--- begin Data to process ---

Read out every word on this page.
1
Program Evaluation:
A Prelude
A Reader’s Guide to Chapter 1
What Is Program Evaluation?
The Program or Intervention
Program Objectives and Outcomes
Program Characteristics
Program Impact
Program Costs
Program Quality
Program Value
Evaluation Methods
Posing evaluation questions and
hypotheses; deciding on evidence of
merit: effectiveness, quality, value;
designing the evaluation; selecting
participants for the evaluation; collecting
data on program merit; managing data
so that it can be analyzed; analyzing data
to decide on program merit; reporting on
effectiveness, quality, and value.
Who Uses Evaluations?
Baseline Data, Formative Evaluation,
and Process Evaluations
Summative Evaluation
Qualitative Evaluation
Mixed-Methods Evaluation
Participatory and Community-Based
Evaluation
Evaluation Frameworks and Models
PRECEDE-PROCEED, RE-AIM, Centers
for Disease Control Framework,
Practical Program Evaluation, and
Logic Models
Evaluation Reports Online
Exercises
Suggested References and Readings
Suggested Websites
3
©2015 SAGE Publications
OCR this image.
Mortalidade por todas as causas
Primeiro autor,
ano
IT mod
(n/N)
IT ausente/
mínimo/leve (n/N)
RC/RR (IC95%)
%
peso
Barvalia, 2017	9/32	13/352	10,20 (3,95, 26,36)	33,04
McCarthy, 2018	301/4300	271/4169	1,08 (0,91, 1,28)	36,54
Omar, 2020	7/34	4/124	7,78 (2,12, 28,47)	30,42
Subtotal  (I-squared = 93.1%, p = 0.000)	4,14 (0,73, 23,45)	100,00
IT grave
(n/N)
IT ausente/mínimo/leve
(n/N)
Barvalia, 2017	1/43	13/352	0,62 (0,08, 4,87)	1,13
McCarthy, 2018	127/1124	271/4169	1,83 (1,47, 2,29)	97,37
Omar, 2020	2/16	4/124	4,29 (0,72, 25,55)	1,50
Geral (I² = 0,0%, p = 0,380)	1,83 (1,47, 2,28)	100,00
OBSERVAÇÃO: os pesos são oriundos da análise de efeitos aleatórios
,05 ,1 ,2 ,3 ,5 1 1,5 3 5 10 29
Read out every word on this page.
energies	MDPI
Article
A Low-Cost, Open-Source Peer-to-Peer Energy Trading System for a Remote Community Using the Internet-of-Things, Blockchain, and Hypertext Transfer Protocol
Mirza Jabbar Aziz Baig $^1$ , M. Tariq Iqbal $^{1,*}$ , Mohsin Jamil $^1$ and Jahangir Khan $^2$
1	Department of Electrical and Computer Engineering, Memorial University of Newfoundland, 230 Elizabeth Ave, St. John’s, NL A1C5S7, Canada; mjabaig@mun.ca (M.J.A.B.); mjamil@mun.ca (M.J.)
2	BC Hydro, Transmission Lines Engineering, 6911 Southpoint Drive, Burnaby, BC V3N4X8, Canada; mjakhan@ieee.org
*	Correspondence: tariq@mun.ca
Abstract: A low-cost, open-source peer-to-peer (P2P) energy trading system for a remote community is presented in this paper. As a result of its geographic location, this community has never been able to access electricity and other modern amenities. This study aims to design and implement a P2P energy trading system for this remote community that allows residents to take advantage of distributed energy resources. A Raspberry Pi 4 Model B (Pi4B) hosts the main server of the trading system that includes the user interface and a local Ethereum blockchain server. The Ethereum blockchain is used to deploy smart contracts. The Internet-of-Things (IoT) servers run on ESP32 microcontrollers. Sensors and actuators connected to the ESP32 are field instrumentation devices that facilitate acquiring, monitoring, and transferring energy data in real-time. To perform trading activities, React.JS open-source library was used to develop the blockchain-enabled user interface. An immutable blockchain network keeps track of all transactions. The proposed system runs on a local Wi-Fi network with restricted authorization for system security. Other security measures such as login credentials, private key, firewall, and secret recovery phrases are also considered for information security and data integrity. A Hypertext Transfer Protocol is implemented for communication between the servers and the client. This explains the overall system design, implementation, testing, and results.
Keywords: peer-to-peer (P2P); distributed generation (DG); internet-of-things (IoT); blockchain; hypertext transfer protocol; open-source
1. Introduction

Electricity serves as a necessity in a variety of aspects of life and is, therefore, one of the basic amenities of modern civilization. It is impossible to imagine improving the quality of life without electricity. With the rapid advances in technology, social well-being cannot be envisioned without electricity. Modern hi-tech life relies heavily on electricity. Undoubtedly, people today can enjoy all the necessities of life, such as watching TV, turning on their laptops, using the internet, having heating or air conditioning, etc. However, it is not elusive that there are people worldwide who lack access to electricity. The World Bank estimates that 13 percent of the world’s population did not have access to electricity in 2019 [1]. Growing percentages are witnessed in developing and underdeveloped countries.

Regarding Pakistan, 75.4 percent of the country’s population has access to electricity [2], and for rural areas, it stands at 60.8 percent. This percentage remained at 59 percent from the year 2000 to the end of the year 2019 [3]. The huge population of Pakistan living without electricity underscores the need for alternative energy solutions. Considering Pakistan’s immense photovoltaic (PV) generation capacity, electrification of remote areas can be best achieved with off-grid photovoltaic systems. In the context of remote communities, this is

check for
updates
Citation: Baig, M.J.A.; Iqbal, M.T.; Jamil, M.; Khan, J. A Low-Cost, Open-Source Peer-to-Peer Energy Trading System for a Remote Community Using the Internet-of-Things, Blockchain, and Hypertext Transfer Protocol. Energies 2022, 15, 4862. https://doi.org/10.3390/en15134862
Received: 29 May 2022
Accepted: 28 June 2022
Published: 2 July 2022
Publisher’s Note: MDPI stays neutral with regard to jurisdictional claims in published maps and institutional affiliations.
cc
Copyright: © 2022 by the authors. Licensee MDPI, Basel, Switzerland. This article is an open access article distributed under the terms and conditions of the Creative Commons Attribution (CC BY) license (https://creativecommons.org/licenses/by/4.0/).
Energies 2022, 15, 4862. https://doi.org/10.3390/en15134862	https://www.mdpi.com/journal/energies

--- end Data to process ---

Exercise aim:
Each line of the material above needs to be quoted exactly, please.

Right answer:
Read out every word on this page.
1
Program Evaluation:
A Prelude
A Reader’s Guide to Chapter 1
What Is Program Evaluation?
The Program or Intervention
Program Objectives and Outcomes
Program Characteristics
Program Impact
Program Costs
Program Quality
Program Value
Evaluation Methods
Posing evaluation questions and
hypotheses; deciding on evidence of
merit: effectiveness, quality, value;
designing the evaluation; selecting
participants for the evaluation; collecting
data on program merit; managing data
so that it can be analyzed; analyzing data
to decide on program merit; reporting on
effectiveness, quality, and value.
Who Uses Evaluations?
Baseline Data, Formative Evaluation,
and Process Evaluations
Summative Evaluation
Qualitative Evaluation
Mixed-Methods Evaluation
Participatory and Community-Based
Evaluation
Evaluation Frameworks and Models
PRECEDE-PROCEED, RE-AIM, Centers
for Disease Control Framework,
Practical Program Evaluation, and
Logic Models
Evaluation Reports Online
Exercises
Suggested References and Readings
Suggested Websites
3
©2015 SAGE Publications
OCR this image.
Mortalidade por todas as causas
Primeiro autor,
ano
IT mod
(n/N)
IT ausente/
mínimo/leve (n/N)
RC/RR (IC95%)
%
peso
Barvalia, 2017	9/32	13/352	10,20 (3,95, 26,36)	33,04
McCarthy, 2018	301/4300	271/4169	1,08 (0,91, 1,28)	36,54
Omar, 2020	7/34	4/124	7,78 (2,12, 28,47)	30,42
Subtotal  (I-squared = 93.1%, p = 0.000)	4,14 (0,73, 23,45)	100,00
IT grave
(n/N)
IT ausente/mínimo/leve
(n/N)
Barvalia, 2017	1/43	13/352	0,62 (0,08, 4,87)	1,13
McCarthy, 2018	127/1124	271/4169	1,83 (1,47, 2,29)	97,37
Omar, 2020	2/16	4/124	4,29 (0,72, 25,55)	1,50
Geral (I² = 0,0%, p = 0,380)	1,83 (1,47, 2,28)	100,00
OBSERVAÇÃO: os pesos são oriundos da análise de efeitos aleatórios
,05 ,1 ,2 ,3 ,5 1 1,5 3 5 10 29
Read out every word on this page.
energies	MDPI
Article
A Low-Cost, Open-Source Peer-to-Peer Energy Trading System for a Remote Community Using the Internet-of-Things, Blockchain, and Hypertext Transfer Protocol
Mirza Jabbar Aziz Baig $^1$ , M. Tariq Iqbal $^{1,*}$ , Mohsin Jamil $^1$ and Jahangir Khan $^2$
1	Department of Electrical and Computer Engineering, Memorial University of Newfoundland, 230 Elizabeth Ave, St. John’s, NL A1C5S7, Canada; mjabaig@mun.ca (M.J.A.B.); mjamil@mun.ca (M.J.)
2	BC Hydro, Transmission Lines Engineering, 6911 Southpoint Drive, Burnaby, BC V3N4X8, Canada; mjakhan@ieee.org
*	Correspondence: tariq@mun.ca
Abstract: A low-cost, open-source peer-to-peer (P2P) energy trading system for a remote community is presented in this paper. As a result of its geographic location, this community has never been able to access electricity and other modern amenities. This study aims to design and implement a P2P energy trading system for this remote community that allows residents to take advantage of distributed energy resources. A Raspberry Pi 4 Model B (Pi4B) hosts the main server of the trading system that includes the user interface and a local Ethereum blockchain server. The Ethereum blockchain is used to deploy smart contracts. The Internet-of-Things (IoT) servers run on ESP32 microcontrollers. Sensors and actuators connected to the ESP32 are field instrumentation devices that facilitate acquiring, monitoring, and transferring energy data in real-time. To perform trading activities, React.JS open-source library was used to develop the blockchain-enabled user interface. An immutable blockchain network keeps track of all transactions. The proposed system runs on a local Wi-Fi network with restricted authorization for system security. Other security measures such as login credentials, private key, firewall, and secret recovery phrases are also considered for information security and data integrity. A Hypertext Transfer Protocol is implemented for communication between the servers and the client. This explains the overall system design, implementation, testing, and results.
Keywords: peer-to-peer (P2P); distributed generation (DG); internet-of-things (IoT); blockchain; hypertext transfer protocol; open-source
1. Introduction

Electricity serves as a necessity in a variety of aspects of life and is, therefore, one of the basic amenities of modern civilization. It is impossible to imagine improving the quality of life without electricity. With the rapid advances in technology, social well-being cannot be envisioned without electricity. Modern hi-tech life relies heavily on electricity. Undoubtedly, people today can enjoy all the necessities of life, such as watching TV, turning on their laptops, using the internet, having heating or air conditioning, etc. However, it is not elusive that there are people worldwide who lack access to electricity. The World Bank estimates that 13 percent of the world’s population did not have access to electricity in 2019 [1]. Growing percentages are witnessed in developing and underdeveloped countries.

Regarding Pakistan, 75.4 percent of the country’s population has access to electricity [2], and for rural areas, it stands at 60.8 percent. This percentage remained at 59 percent from the year 2000 to the end of the year 2019 [3]. The huge population of Pakistan living without electricity underscores the need for alternative energy solutions. Considering Pakistan’s immense photovoltaic (PV) generation capacity, electrification of remote areas can be best achieved with off-grid photovoltaic systems. In the context of remote communities, this is

check for
updates
Citation: Baig, M.J.A.; Iqbal, M.T.; Jamil, M.; Khan, J. A Low-Cost, Open-Source Peer-to-Peer Energy Trading System for a Remote Community Using the Internet-of-Things, Blockchain, and Hypertext Transfer Protocol. Energies 2022, 15, 4862. https://doi.org/10.3390/en15134862
Received: 29 May 2022
Accepted: 28 June 2022
Published: 2 July 2022
Publisher’s Note: MDPI stays neutral with regard to jurisdictional claims in published maps and institutional affiliations.
cc
Copyright: © 2022 by the authors. Licensee MDPI, Basel, Switzerland. This article is an open access article distributed under the terms and conditions of the Creative Commons Attribution (CC BY) license (https://creativecommons.org/licenses/by/4.0/).
Energies 2022, 15, 4862. https://doi.org/10.3390/en15134862	https://www.mdpi.com/journal/energies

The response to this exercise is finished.